■ GOAL OF THE EXERCISE
Locate each line below that includes "rrane" and reproduce it.

■ DATA FOR THE TASK
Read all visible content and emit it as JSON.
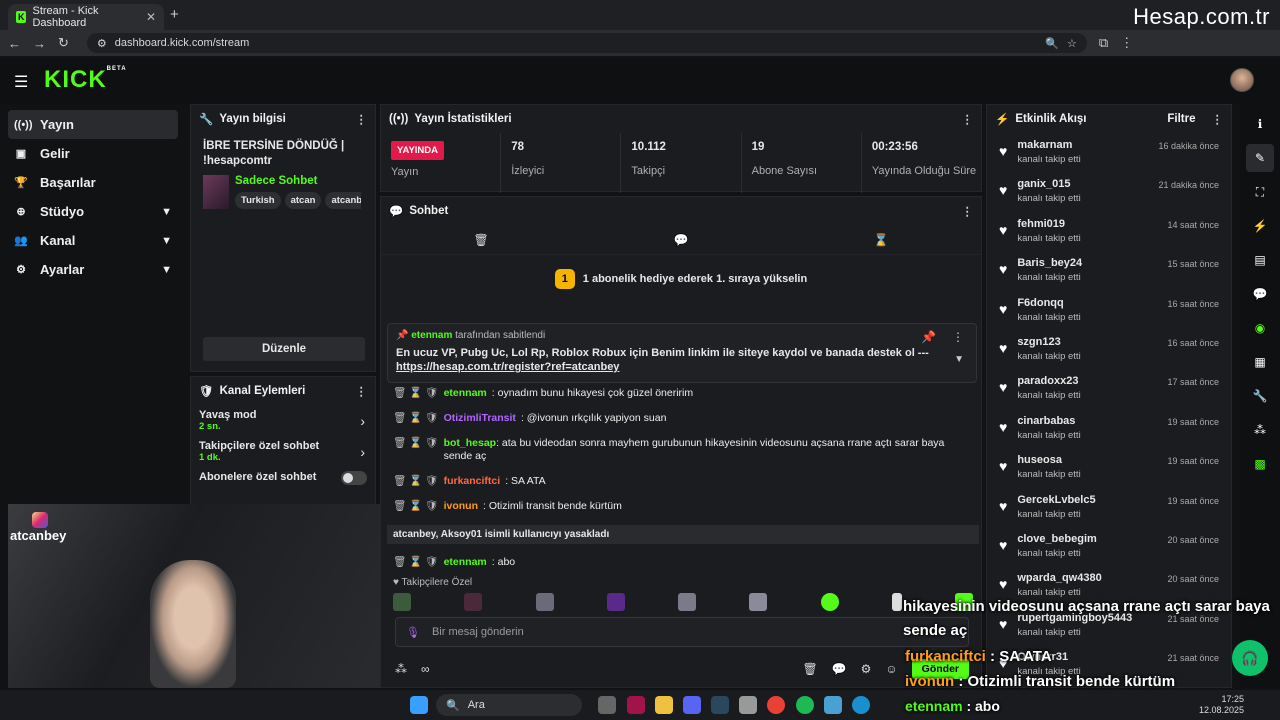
{
  "browser": {
    "tab_title": "Stream - Kick Dashboard",
    "url": "dashboard.kick.com/stream",
    "brand_watermark": "Hesap.com.tr"
  },
  "app": {
    "logo": "KICK",
    "logo_sup": "BETA"
  },
  "sidebar": {
    "items": [
      {
        "label": "Yayın"
      },
      {
        "label": "Gelir"
      },
      {
        "label": "Başarılar"
      },
      {
        "label": "Stüdyo"
      },
      {
        "label": "Kanal"
      },
      {
        "label": "Ayarlar"
      }
    ]
  },
  "stream_info": {
    "header": "Yayın bilgisi",
    "title": "İBRE TERSİNE DÖNDÜĞ | !hesapcomtr",
    "category": "Sadece Sohbet",
    "tags": [
      "Turkish",
      "atcan",
      "atcanbe"
    ],
    "edit_label": "Düzenle"
  },
  "channel_actions": {
    "header": "Kanal Eylemleri",
    "items": [
      {
        "title": "Yavaş mod",
        "sub": "2 sn."
      },
      {
        "title": "Takipçilere özel sohbet",
        "sub": "1 dk."
      },
      {
        "title": "Abonelere özel sohbet",
        "sub": ""
      }
    ]
  },
  "stats": {
    "header": "Yayın İstatistikleri",
    "live_label": "YAYINDA",
    "live_caption": "Yayın",
    "items": [
      {
        "value": "78",
        "label": "İzleyici"
      },
      {
        "value": "10.112",
        "label": "Takipçi"
      },
      {
        "value": "19",
        "label": "Abone Sayısı"
      },
      {
        "value": "00:23:56",
        "label": "Yayında Olduğu Süre"
      }
    ]
  },
  "chat": {
    "header": "Sohbet",
    "goal_number": "1",
    "goal_text": "1 abonelik hediye ederek 1. sıraya yükselin",
    "pinned_by": "etennam",
    "pinned_suffix": "tarafından sabitlendi",
    "pinned_text": "En ucuz VP, Pubg Uc, Lol Rp, Roblox Robux için Benim linkim ile siteye kaydol ve banada destek ol ---",
    "pinned_link": "https://hesap.com.tr/register?ref=atcanbey",
    "messages": [
      {
        "user": "etennam",
        "text": ": oynadım bunu hikayesi çok güzel öneririm",
        "color": "#53fc18"
      },
      {
        "user": "OtizimliTransit",
        "text": ": @ivonun ırkçılık yapiyon suan",
        "color": "#b066ff"
      },
      {
        "user": "bot_hesap",
        "text": ": ata bu videodan sonra mayhem gurubunun hikayesinin videosunu açsana rrane açtı sarar baya sende aç",
        "color": "#53fc18"
      },
      {
        "user": "furkanciftci",
        "text": ": SA ATA",
        "color": "#ff6b3d"
      },
      {
        "user": "ivonun",
        "text": ": Otizimli transit bende kürtüm",
        "color": "#ff9d1c"
      }
    ],
    "ban_notice": "atcanbey, Aksoy01 isimli kullanıcıyı yasakladı",
    "last_message": {
      "user": "etennam",
      "text": ": abo",
      "color": "#53fc18"
    },
    "emotes_header": "Takipçilere Özel",
    "input_placeholder": "Bir mesaj gönderin",
    "send_label": "Gönder"
  },
  "feed": {
    "header": "Etkinlik Akışı",
    "filter_label": "Filtre",
    "items": [
      {
        "name": "makarnam",
        "desc": "kanalı takip etti",
        "time": "16 dakika önce"
      },
      {
        "name": "ganix_015",
        "desc": "kanalı takip etti",
        "time": "21 dakika önce"
      },
      {
        "name": "fehmi019",
        "desc": "kanalı takip etti",
        "time": "14 saat önce"
      },
      {
        "name": "Baris_bey24",
        "desc": "kanalı takip etti",
        "time": "15 saat önce"
      },
      {
        "name": "F6donqq",
        "desc": "kanalı takip etti",
        "time": "16 saat önce"
      },
      {
        "name": "szgn123",
        "desc": "kanalı takip etti",
        "time": "16 saat önce"
      },
      {
        "name": "paradoxx23",
        "desc": "kanalı takip etti",
        "time": "17 saat önce"
      },
      {
        "name": "cinarbabas",
        "desc": "kanalı takip etti",
        "time": "19 saat önce"
      },
      {
        "name": "huseosa",
        "desc": "kanalı takip etti",
        "time": "19 saat önce"
      },
      {
        "name": "GercekLvbelc5",
        "desc": "kanalı takip etti",
        "time": "19 saat önce"
      },
      {
        "name": "clove_bebegim",
        "desc": "kanalı takip etti",
        "time": "20 saat önce"
      },
      {
        "name": "wparda_qw4380",
        "desc": "kanalı takip etti",
        "time": "20 saat önce"
      },
      {
        "name": "rupertgamingboy5443",
        "desc": "kanalı takip etti",
        "time": "21 saat önce"
      },
      {
        "name": "Ownerr31",
        "desc": "kanalı takip etti",
        "time": "21 saat önce"
      }
    ]
  },
  "camera": {
    "name": "atcanbey"
  },
  "overlay": {
    "line1": "hikayesinin videosunu açsana rrane açtı sarar baya",
    "line2": "sende aç",
    "line3_user": "furkanciftci",
    "line3_text": " : SA ATA",
    "line4_user": "ivonun",
    "line4_text": " : Otizimli transit bende kürtüm",
    "line5_user": "etennam",
    "line5_text": " : abo"
  },
  "taskbar": {
    "search_label": "Ara",
    "time": "17:25",
    "date": "12.08.2025"
  },
  "colors": {
    "accent": "#53fc18",
    "live": "#e3194a"
  }
}
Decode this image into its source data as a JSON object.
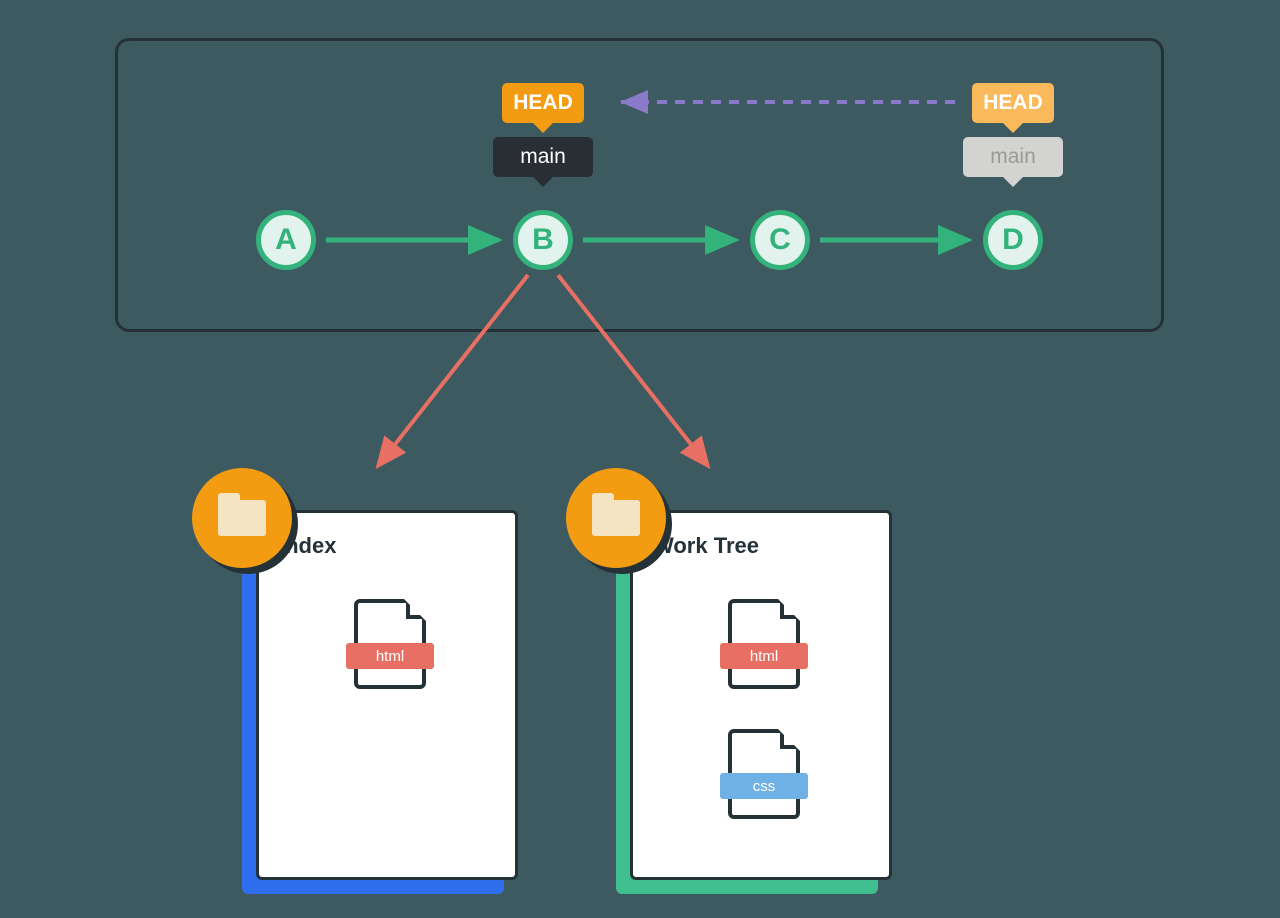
{
  "commits": {
    "a": "A",
    "b": "B",
    "c": "C",
    "d": "D"
  },
  "tags": {
    "head_active": "HEAD",
    "head_faded": "HEAD",
    "main_active": "main",
    "main_faded": "main"
  },
  "panels": {
    "index": {
      "title": "Index"
    },
    "worktree": {
      "title": "Work Tree"
    }
  },
  "files": {
    "html": "html",
    "css": "css"
  },
  "colors": {
    "green": "#34b27b",
    "orange": "#f39c12",
    "red": "#e86f63",
    "blue_panel": "#2f6fed",
    "green_panel": "#3fbf8f",
    "purple": "#8b79c9"
  }
}
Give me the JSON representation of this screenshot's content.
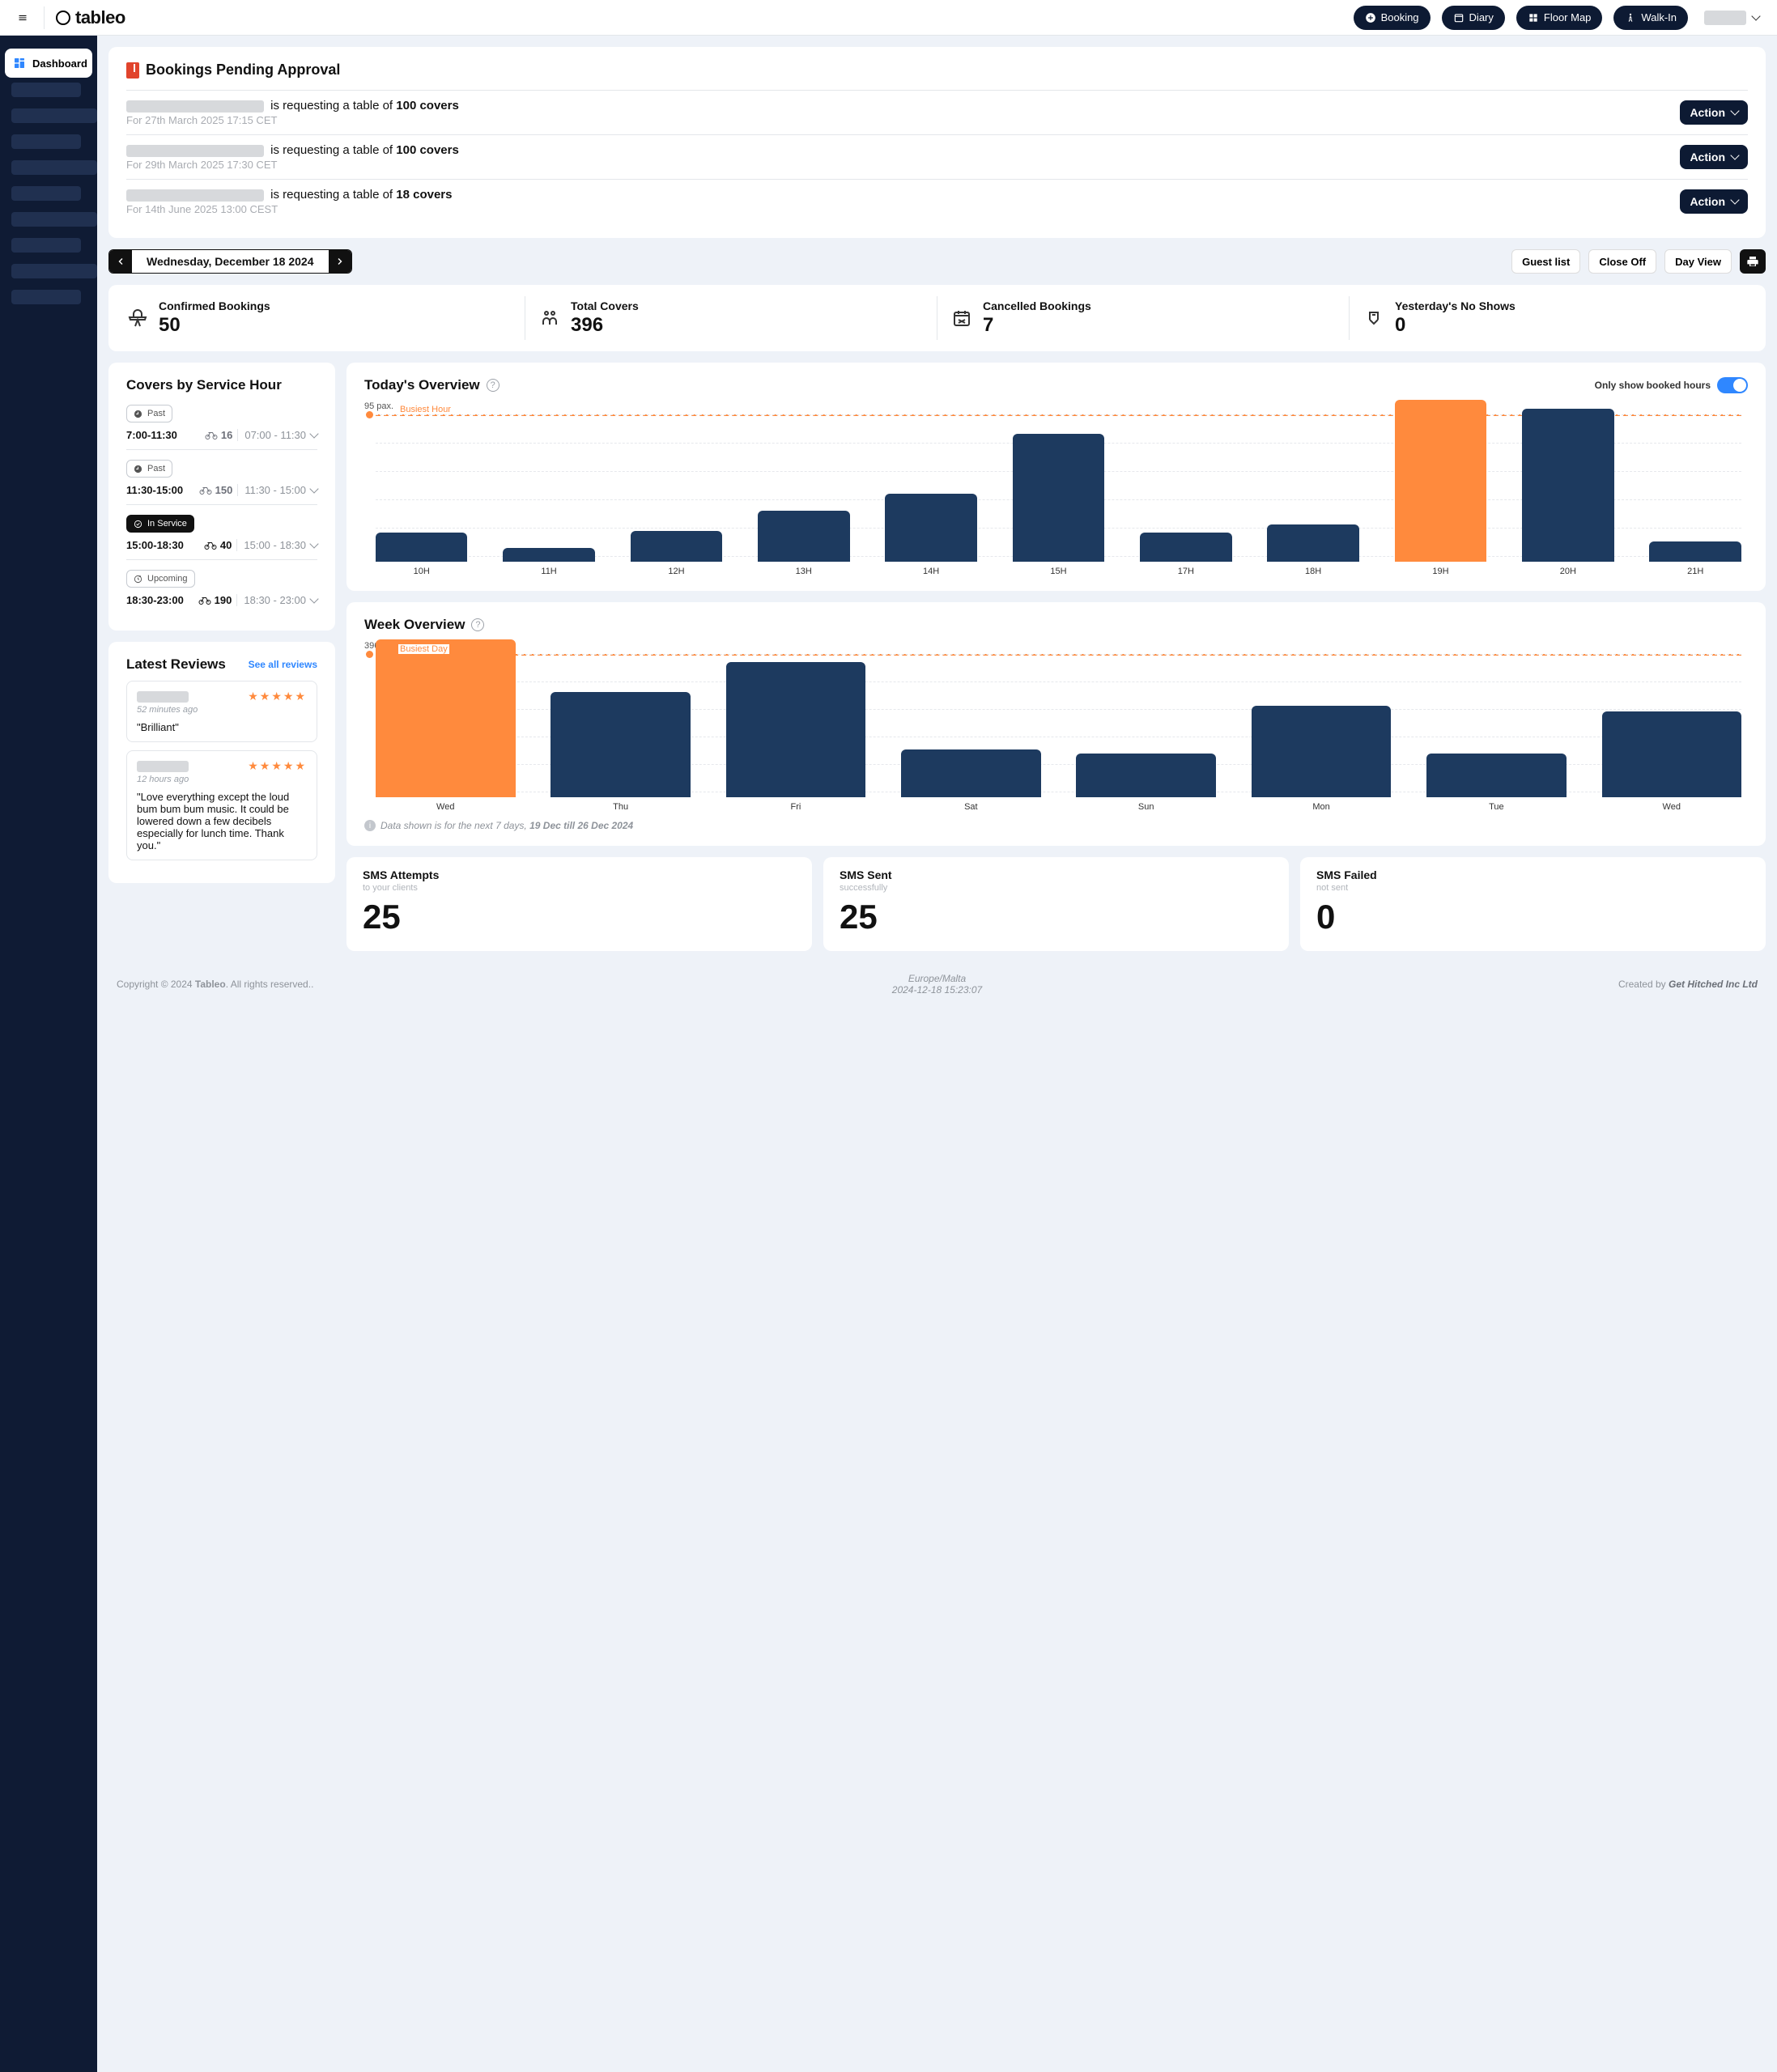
{
  "header": {
    "brand": "tableo",
    "nav": {
      "booking": "Booking",
      "diary": "Diary",
      "floormap": "Floor Map",
      "walkin": "Walk-In"
    }
  },
  "sidebar": {
    "dashboard": "Dashboard"
  },
  "pending": {
    "title": "Bookings Pending Approval",
    "action": "Action",
    "rows": [
      {
        "mid": " is requesting a table of ",
        "covers": "100 covers",
        "sub": "For 27th March 2025 17:15 CET"
      },
      {
        "mid": " is requesting a table of ",
        "covers": "100 covers",
        "sub": "For 29th March 2025 17:30 CET"
      },
      {
        "mid": " is requesting a table of ",
        "covers": "18 covers",
        "sub": "For 14th June 2025 13:00 CEST"
      }
    ]
  },
  "datebar": {
    "date": "Wednesday, December 18 2024",
    "guestlist": "Guest list",
    "closeoff": "Close Off",
    "dayview": "Day View"
  },
  "stats": [
    {
      "label": "Confirmed Bookings",
      "value": "50"
    },
    {
      "label": "Total Covers",
      "value": "396"
    },
    {
      "label": "Cancelled Bookings",
      "value": "7"
    },
    {
      "label": "Yesterday's No Shows",
      "value": "0"
    }
  ],
  "service_hours": {
    "title": "Covers by Service Hour",
    "chips": {
      "past": "Past",
      "in_service": "In Service",
      "upcoming": "Upcoming"
    },
    "rows": [
      {
        "range": "7:00-11:30",
        "covers": "16",
        "select": "07:00 - 11:30"
      },
      {
        "range": "11:30-15:00",
        "covers": "150",
        "select": "11:30 - 15:00"
      },
      {
        "range": "15:00-18:30",
        "covers": "40",
        "select": "15:00 - 18:30"
      },
      {
        "range": "18:30-23:00",
        "covers": "190",
        "select": "18:30 - 23:00"
      }
    ]
  },
  "reviews": {
    "title": "Latest Reviews",
    "see_all": "See all reviews",
    "items": [
      {
        "when": "52 minutes ago",
        "text": "\"Brilliant\"",
        "stars": 5
      },
      {
        "when": "12 hours ago",
        "text": "\"Love everything except the loud bum bum bum music. It could be lowered down a few decibels especially for lunch time. Thank you.\"",
        "stars": 5
      }
    ]
  },
  "today": {
    "title": "Today's Overview",
    "toggle_label": "Only show booked hours",
    "peak": "95 pax.",
    "busiest": "Busiest Hour"
  },
  "week": {
    "title": "Week Overview",
    "peak": "396 pax.",
    "busiest": "Busiest Day",
    "note_a": "Data shown is for the next 7 days, ",
    "note_b": "19 Dec till 26 Dec 2024"
  },
  "sms": [
    {
      "t": "SMS Attempts",
      "s": "to your clients",
      "v": "25"
    },
    {
      "t": "SMS Sent",
      "s": "successfully",
      "v": "25"
    },
    {
      "t": "SMS Failed",
      "s": "not sent",
      "v": "0"
    }
  ],
  "footer": {
    "copy_a": "Copyright © 2024 ",
    "copy_b": "Tableo",
    "copy_c": ". All rights reserved..",
    "tz": "Europe/Malta",
    "ts": "2024-12-18 15:23:07",
    "made_a": "Created by ",
    "made_b": "Get Hitched Inc Ltd"
  },
  "chart_data": [
    {
      "type": "bar",
      "title": "Today's Overview",
      "ylabel": "pax",
      "ylim": [
        0,
        95
      ],
      "categories": [
        "10H",
        "11H",
        "12H",
        "13H",
        "14H",
        "15H",
        "17H",
        "18H",
        "19H",
        "20H",
        "21H"
      ],
      "values": [
        17,
        8,
        18,
        30,
        40,
        75,
        17,
        22,
        95,
        90,
        12
      ],
      "highlight_index": 8,
      "highlight_label": "Busiest Hour",
      "peak_label": "95 pax."
    },
    {
      "type": "bar",
      "title": "Week Overview",
      "ylabel": "pax",
      "ylim": [
        0,
        396
      ],
      "categories": [
        "Wed",
        "Thu",
        "Fri",
        "Sat",
        "Sun",
        "Mon",
        "Tue",
        "Wed"
      ],
      "values": [
        396,
        265,
        340,
        120,
        110,
        230,
        110,
        215
      ],
      "highlight_index": 0,
      "highlight_label": "Busiest Day",
      "peak_label": "396 pax."
    }
  ]
}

■ RESULT OF THE TASK
        "text": ": ata bu videodan sonra mayhem gurubunun hikayesinin videosunu açsana rrane açtı sarar baya sende aç",
    "line1": "hikayesinin videosunu açsana rrane açtı sarar baya",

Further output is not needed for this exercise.